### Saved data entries
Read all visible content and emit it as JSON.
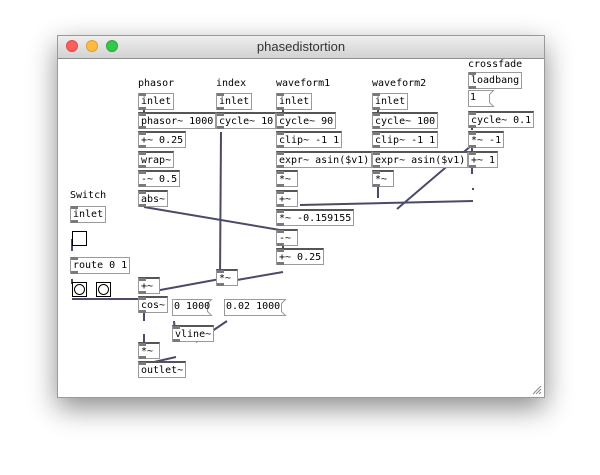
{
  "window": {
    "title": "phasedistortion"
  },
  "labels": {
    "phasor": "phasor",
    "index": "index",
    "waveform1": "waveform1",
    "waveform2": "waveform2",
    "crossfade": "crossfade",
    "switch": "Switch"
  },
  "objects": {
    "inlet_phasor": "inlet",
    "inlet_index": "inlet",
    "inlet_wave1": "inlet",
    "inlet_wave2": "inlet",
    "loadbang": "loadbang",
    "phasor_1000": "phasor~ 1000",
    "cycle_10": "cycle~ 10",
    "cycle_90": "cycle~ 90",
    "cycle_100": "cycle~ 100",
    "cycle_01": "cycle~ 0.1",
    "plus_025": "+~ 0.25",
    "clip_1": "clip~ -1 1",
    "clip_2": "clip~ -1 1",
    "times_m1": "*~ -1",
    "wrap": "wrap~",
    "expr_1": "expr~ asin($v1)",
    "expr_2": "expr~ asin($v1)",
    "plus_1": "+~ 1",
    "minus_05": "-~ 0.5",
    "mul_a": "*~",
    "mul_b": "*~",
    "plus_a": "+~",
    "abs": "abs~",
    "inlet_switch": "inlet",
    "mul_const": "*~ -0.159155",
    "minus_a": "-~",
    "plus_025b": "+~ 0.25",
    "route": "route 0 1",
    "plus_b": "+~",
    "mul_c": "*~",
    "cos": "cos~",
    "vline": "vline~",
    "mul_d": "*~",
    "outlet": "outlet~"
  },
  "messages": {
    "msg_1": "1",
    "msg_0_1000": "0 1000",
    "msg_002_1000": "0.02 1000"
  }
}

### WHAT TO WORK ON
Reproduce the listing word for word and omit its pictures.

### REPLY TO THE EXERCISE
Read all visible content and emit it as JSON.
{
  "window": {
    "title": "phasedistortion"
  },
  "labels": {
    "phasor": "phasor",
    "index": "index",
    "waveform1": "waveform1",
    "waveform2": "waveform2",
    "crossfade": "crossfade",
    "switch": "Switch"
  },
  "objects": {
    "inlet_phasor": "inlet",
    "inlet_index": "inlet",
    "inlet_wave1": "inlet",
    "inlet_wave2": "inlet",
    "loadbang": "loadbang",
    "phasor_1000": "phasor~ 1000",
    "cycle_10": "cycle~ 10",
    "cycle_90": "cycle~ 90",
    "cycle_100": "cycle~ 100",
    "cycle_01": "cycle~ 0.1",
    "plus_025": "+~ 0.25",
    "clip_1": "clip~ -1 1",
    "clip_2": "clip~ -1 1",
    "times_m1": "*~ -1",
    "wrap": "wrap~",
    "expr_1": "expr~ asin($v1)",
    "expr_2": "expr~ asin($v1)",
    "plus_1": "+~ 1",
    "minus_05": "-~ 0.5",
    "mul_a": "*~",
    "mul_b": "*~",
    "plus_a": "+~",
    "abs": "abs~",
    "inlet_switch": "inlet",
    "mul_const": "*~ -0.159155",
    "minus_a": "-~",
    "plus_025b": "+~ 0.25",
    "route": "route 0 1",
    "plus_b": "+~",
    "mul_c": "*~",
    "cos": "cos~",
    "vline": "vline~",
    "mul_d": "*~",
    "outlet": "outlet~"
  },
  "messages": {
    "msg_1": "1",
    "msg_0_1000": "0 1000",
    "msg_002_1000": "0.02 1000"
  }
}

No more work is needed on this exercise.